__Source text__:
You are using the wrong id in <HasPriorityOverFileFormatID>467</HasPriorityOverFileFormatID>!

You should be using the file format id, not a signature id. "467" is a signature id of x-fmt/80, but its file format id is actually "122". If you change this, the erroneous matches should disappear.

Just to clarify my understanding of your results, are you saying that (discounting the erroneous x-fmt/80 matches), all jpgs were identified correctly without EOF markers?

Yupe - that was the issue - thanks - I had the wrong ID associated.

 

Here is the ammended XML: http://dl.dropbox.com/u/59534857/DROID_SignatureFile_V55_no_jpeg_EOF_v5.xml

 

 

Are you saying that without EOF markers, you get x-fmt/80 matches, but with them you don't? Because that doesn't make any sense to me, given how the DROID algorithm works (or is supposed to work).

DROID checks each file against all the signatures, recording if any of them matched. Matches are only ever removed if a higher priority file format is also detected. Given there were not originally priority relationships with xfmt/80, then if xfmt/80 could possibly match, it should have already appeared, in fact regardless of whether the fmt/42, 43 and 44 signatures also matched, or indeed were present at all.

What am I missing here?

Ok, further digging - what you are missing is that with the vanilla v55 sig file, these files get the dual ID..... These files come from a big pile of files that I pulled from our system based on their PUID, ignoring that we actually do some filtering POST DROID ID, so this issue would have been filtered at, and these objects transparently assigned the fmt/44 PUID.

__Task a__: In the forum thread, what is the file format id of x-fmt/80?
The forum thread and the records below it come from unrelated sources.

__Material__:
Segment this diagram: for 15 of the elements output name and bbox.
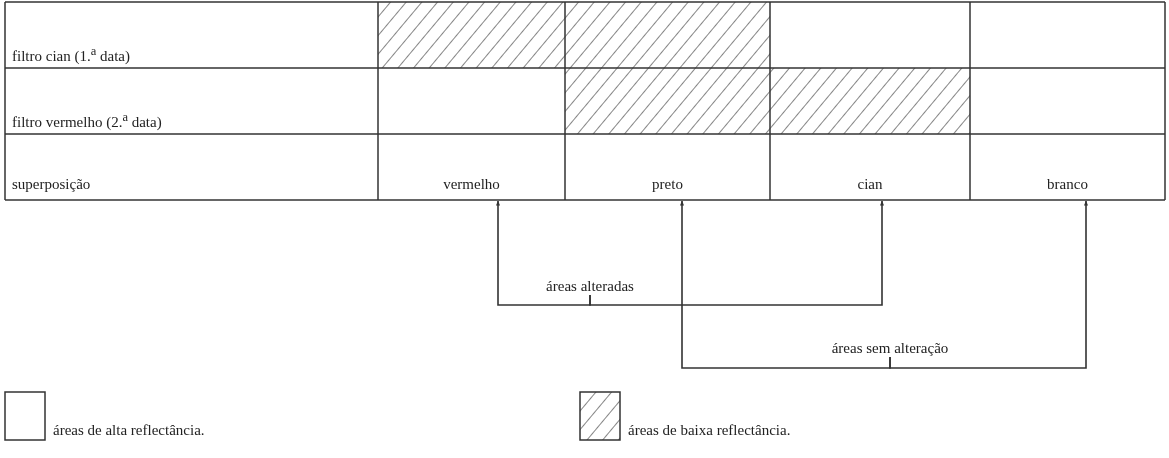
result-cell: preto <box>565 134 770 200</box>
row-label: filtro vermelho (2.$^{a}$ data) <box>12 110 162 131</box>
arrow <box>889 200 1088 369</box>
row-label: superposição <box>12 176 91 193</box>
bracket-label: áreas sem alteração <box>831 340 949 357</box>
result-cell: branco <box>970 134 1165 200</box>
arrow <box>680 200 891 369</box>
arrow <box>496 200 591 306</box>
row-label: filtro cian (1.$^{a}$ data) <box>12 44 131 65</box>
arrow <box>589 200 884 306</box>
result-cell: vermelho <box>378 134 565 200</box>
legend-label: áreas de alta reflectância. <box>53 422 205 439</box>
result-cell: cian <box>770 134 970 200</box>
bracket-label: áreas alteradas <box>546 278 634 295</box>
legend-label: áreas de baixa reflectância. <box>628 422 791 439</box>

__Task b__: In the records, relabel "row-label" as "row-title" in the lines beginning with the one containing "result-cell: preto <box>565 134 770 200</box>" and going on through the one containing "arrow <box>589 200 884 306</box>", and give back only those lines with nothing else changed.

__Expected answer a__: Its file format id is "122".

__Expected answer b__:
result-cell: preto <box>565 134 770 200</box>
row-title: filtro vermelho (2.$^{a}$ data) <box>12 110 162 131</box>
arrow <box>889 200 1088 369</box>
row-title: superposição <box>12 176 91 193</box>
bracket-label: áreas sem alteração <box>831 340 949 357</box>
result-cell: branco <box>970 134 1165 200</box>
arrow <box>680 200 891 369</box>
arrow <box>496 200 591 306</box>
row-title: filtro cian (1.$^{a}$ data) <box>12 44 131 65</box>
arrow <box>589 200 884 306</box>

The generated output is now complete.